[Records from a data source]
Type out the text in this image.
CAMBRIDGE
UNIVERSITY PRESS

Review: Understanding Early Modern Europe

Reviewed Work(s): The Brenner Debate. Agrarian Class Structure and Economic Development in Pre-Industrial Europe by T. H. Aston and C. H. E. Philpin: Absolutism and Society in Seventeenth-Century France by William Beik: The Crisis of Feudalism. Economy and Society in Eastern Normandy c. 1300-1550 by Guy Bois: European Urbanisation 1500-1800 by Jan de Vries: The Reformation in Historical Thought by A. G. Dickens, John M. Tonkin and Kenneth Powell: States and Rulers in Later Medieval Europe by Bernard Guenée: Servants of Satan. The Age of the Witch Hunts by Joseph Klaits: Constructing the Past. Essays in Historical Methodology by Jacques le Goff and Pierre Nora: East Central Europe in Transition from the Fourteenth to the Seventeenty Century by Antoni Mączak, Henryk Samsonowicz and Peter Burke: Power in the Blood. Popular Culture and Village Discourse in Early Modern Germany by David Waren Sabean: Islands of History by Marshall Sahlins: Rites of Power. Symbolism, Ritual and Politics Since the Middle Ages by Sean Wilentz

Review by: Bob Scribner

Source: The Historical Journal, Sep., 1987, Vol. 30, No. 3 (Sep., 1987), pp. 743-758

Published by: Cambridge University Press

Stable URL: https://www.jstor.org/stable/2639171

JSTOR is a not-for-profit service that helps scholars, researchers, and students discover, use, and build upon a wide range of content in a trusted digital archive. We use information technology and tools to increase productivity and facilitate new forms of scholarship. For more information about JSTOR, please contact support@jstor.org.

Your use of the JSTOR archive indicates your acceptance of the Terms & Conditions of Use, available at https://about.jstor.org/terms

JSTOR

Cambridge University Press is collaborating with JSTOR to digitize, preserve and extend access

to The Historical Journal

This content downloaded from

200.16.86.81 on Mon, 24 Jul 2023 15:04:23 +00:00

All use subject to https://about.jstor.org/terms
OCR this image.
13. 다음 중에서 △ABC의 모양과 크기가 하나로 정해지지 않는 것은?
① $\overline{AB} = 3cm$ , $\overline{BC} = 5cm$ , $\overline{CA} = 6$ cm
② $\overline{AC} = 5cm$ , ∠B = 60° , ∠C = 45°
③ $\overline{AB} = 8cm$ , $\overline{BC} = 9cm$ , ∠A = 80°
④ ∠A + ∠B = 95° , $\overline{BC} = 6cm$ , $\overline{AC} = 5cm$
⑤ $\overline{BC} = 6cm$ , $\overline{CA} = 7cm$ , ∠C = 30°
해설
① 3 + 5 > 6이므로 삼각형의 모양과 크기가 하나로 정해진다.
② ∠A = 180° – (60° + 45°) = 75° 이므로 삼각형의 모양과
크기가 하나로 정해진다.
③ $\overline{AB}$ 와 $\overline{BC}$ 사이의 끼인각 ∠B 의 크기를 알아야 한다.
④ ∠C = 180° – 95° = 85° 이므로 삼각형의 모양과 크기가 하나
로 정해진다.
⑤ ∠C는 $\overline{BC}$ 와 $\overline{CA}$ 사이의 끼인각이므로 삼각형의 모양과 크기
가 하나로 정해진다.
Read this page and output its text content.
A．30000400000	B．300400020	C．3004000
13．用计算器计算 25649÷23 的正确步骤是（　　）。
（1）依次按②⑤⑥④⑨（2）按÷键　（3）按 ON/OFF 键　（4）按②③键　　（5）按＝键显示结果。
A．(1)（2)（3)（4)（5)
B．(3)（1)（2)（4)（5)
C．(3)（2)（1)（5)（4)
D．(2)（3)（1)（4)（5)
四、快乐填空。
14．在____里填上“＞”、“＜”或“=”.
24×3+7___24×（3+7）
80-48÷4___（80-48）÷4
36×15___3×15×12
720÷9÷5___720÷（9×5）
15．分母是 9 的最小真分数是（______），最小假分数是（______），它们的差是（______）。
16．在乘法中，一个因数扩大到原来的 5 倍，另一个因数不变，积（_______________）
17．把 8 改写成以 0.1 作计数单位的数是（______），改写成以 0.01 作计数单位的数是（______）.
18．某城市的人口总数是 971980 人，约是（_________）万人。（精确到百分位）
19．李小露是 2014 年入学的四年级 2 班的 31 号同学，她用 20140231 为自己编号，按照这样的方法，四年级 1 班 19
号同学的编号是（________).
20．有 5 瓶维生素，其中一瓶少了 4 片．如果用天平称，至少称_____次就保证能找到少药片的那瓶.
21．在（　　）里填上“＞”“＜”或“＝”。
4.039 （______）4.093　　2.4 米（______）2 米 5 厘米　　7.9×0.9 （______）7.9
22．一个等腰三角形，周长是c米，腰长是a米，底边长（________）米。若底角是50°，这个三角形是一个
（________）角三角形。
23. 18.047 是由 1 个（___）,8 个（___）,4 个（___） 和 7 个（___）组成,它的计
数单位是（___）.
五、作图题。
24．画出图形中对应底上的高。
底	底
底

EXERCISE DIRECTIONS
Extract all lines that hold the word "Journal".

TASK ANSWER
Source: The Historical Journal, Sep., 1987, Vol. 30, No. 3 (Sep., 1987), pp. 743-758
to The Historical Journal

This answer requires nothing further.